# [Task to complete]
Copy each line that contains the word "Determine".
..............................
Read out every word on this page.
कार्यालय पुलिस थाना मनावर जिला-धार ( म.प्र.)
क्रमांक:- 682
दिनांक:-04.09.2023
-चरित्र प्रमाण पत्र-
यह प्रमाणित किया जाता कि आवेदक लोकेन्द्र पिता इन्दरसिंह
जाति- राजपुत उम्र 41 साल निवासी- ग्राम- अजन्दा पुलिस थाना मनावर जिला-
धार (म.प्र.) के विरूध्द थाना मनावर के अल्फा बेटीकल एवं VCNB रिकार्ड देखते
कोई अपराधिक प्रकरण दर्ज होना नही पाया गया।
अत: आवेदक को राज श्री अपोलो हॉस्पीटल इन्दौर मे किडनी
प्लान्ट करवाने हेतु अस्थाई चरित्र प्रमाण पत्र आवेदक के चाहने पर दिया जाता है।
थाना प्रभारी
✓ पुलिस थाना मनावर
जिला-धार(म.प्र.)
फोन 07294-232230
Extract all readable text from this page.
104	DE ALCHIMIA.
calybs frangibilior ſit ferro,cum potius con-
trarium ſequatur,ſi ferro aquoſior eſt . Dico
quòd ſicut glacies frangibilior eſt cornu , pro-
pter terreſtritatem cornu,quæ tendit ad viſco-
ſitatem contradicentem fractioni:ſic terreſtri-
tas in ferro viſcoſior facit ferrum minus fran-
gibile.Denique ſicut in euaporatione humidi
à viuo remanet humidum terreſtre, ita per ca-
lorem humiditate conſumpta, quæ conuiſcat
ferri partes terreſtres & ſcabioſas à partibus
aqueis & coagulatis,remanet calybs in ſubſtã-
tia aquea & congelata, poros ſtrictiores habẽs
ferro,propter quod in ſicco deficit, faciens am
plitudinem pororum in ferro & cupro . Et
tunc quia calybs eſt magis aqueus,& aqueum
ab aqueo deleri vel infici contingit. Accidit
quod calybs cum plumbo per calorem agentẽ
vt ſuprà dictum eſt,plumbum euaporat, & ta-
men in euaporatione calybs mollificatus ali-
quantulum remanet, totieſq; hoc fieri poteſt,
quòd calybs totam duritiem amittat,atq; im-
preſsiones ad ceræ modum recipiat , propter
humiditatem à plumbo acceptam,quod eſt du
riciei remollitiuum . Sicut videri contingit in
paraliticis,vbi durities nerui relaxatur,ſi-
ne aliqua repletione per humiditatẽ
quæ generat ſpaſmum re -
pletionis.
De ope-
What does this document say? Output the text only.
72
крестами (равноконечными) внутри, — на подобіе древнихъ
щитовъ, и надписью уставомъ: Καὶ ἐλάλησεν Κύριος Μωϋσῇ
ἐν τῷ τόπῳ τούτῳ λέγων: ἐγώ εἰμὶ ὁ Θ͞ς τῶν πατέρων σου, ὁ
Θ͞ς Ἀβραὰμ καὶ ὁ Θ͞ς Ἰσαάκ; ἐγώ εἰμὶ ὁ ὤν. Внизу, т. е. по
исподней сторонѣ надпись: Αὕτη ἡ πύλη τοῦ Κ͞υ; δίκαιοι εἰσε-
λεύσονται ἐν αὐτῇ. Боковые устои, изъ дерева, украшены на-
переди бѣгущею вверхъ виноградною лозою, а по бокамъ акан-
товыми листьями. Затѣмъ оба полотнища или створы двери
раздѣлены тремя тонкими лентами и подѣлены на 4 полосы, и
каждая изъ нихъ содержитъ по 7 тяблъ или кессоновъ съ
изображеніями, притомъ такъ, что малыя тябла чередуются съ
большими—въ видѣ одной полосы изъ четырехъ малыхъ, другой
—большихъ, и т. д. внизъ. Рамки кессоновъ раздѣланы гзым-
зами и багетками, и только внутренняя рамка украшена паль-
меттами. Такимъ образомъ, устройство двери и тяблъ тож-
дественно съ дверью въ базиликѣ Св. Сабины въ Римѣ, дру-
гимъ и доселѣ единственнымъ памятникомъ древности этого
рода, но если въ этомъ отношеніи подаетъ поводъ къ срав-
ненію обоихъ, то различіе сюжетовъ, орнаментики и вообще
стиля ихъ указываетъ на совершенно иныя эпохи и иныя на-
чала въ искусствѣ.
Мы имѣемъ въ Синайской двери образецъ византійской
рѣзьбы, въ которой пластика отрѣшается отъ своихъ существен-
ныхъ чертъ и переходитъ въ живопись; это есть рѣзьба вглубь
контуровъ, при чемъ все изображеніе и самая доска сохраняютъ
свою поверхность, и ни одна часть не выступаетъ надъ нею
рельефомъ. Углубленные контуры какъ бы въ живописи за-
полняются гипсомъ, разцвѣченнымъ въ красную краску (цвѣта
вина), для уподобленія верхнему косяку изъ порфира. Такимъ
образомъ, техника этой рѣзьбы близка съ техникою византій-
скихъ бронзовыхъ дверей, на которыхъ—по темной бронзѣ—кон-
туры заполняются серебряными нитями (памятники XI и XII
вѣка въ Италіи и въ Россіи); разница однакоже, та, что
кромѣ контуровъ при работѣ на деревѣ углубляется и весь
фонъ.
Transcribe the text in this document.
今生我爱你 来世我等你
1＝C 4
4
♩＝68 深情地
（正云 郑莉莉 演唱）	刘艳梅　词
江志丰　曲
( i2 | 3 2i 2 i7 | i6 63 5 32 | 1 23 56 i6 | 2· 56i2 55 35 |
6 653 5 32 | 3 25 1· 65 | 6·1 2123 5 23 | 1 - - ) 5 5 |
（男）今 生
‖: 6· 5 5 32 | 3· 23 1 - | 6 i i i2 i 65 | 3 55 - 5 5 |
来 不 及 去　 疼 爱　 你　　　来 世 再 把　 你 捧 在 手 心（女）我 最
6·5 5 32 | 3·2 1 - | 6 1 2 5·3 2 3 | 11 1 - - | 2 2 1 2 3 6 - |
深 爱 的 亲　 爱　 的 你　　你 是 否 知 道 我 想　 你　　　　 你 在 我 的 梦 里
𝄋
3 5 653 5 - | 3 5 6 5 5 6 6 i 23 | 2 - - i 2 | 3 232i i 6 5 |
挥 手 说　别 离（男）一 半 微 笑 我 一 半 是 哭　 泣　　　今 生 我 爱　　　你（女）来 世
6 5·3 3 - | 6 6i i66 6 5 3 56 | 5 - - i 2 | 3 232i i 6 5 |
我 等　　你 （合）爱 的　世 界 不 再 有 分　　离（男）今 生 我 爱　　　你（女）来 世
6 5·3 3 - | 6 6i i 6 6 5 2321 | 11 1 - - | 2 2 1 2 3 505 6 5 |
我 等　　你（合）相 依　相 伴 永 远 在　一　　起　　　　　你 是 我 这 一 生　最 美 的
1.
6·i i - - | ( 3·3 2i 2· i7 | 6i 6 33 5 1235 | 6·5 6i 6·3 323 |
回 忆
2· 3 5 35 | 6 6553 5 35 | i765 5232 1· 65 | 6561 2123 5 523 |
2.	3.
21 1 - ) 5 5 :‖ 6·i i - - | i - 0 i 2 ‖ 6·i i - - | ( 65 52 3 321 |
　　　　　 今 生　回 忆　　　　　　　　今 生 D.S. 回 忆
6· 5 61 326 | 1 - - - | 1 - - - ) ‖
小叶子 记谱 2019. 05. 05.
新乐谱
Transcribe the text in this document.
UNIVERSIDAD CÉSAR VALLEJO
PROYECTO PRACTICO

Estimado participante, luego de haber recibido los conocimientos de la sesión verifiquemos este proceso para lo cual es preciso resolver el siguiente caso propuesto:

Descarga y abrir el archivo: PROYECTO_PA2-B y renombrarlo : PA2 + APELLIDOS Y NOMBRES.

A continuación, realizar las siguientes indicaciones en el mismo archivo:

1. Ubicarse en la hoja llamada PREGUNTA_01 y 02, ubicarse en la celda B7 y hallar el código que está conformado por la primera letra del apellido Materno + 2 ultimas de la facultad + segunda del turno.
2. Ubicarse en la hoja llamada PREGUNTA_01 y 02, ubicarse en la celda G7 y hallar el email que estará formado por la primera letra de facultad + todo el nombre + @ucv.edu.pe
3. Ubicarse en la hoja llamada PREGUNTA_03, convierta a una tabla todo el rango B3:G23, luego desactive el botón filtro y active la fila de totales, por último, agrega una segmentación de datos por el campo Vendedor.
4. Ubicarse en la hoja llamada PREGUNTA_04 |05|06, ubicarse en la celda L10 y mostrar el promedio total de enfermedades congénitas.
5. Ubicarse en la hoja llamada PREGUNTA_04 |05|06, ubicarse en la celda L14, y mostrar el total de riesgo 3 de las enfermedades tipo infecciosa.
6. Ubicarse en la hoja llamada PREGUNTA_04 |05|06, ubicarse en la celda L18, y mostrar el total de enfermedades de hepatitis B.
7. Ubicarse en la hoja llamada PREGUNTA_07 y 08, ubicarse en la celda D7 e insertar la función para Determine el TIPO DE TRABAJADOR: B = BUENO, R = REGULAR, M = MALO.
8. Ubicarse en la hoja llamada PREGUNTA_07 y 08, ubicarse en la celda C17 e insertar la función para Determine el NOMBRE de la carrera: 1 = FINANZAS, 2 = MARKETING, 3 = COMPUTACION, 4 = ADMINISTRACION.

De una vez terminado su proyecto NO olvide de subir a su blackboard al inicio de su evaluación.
..............................
# [Answer to this task]
7. Ubicarse en la hoja llamada PREGUNTA_07 y 08, ubicarse en la celda D7 e insertar la función para Determine el TIPO DE TRABAJADOR: B = BUENO, R = REGULAR, M = MALO.
8. Ubicarse en la hoja llamada PREGUNTA_07 y 08, ubicarse en la celda C17 e insertar la función para Determine el NOMBRE de la carrera: 1 = FINANZAS, 2 = MARKETING, 3 = COMPUTACION, 4 = ADMINISTRACION.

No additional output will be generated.